- **PROBLEM TO WORK ON**: Leaving out the pictures, retype all the material exactly.

- **DATA PROVIDED**:
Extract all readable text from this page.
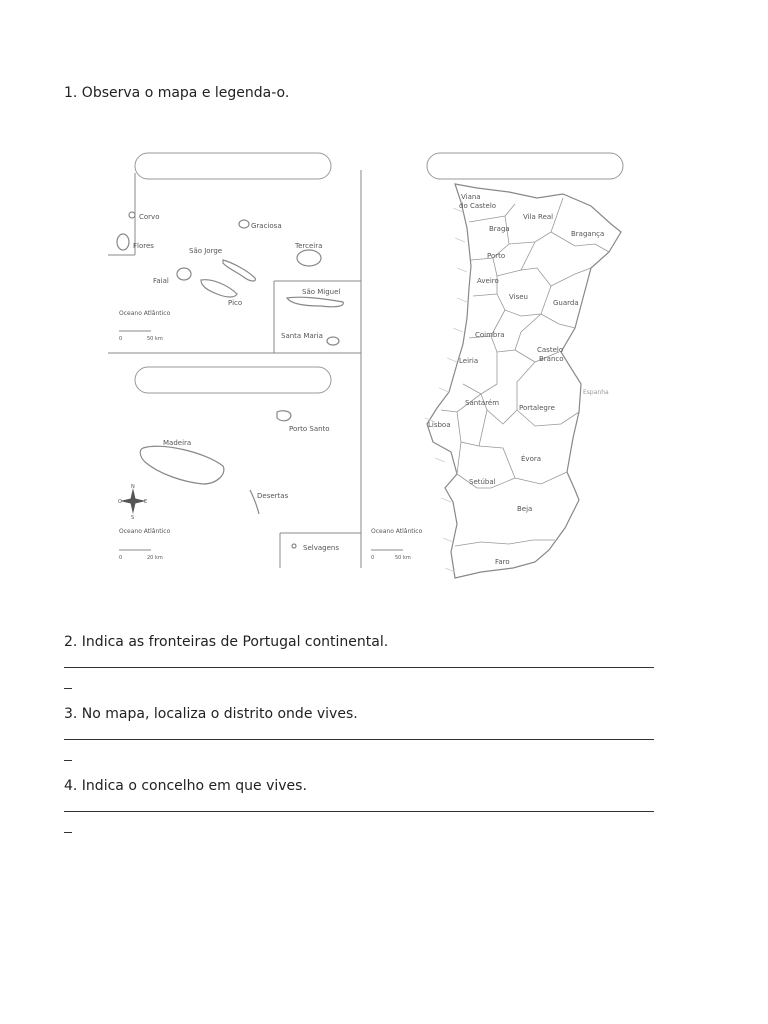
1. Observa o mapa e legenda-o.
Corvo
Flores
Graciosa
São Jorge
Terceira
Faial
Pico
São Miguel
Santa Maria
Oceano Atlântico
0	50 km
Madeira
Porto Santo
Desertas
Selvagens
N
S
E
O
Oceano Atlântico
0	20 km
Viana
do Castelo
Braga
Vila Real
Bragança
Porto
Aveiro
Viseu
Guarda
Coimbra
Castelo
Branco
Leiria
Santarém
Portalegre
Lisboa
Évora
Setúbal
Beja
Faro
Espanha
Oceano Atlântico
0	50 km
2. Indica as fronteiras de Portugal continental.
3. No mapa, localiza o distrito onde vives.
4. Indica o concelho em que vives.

- **REPLY**:
Extract all readable text from this page.
1. Observa o mapa e legenda-o.
Corvo
Flores
Graciosa
São Jorge
Terceira
Faial
Pico
São Miguel
Santa Maria
Oceano Atlântico
0	50 km
Madeira
Porto Santo
Desertas
Selvagens
N
S
E
O
Oceano Atlântico
0	20 km
Viana
do Castelo
Braga
Vila Real
Bragança
Porto
Aveiro
Viseu
Guarda
Coimbra
Castelo
Branco
Leiria
Santarém
Portalegre
Lisboa
Évora
Setúbal
Beja
Faro
Espanha
Oceano Atlântico
0	50 km
2. Indica as fronteiras de Portugal continental.
3. No mapa, localiza o distrito onde vives.
4. Indica o concelho em que vives.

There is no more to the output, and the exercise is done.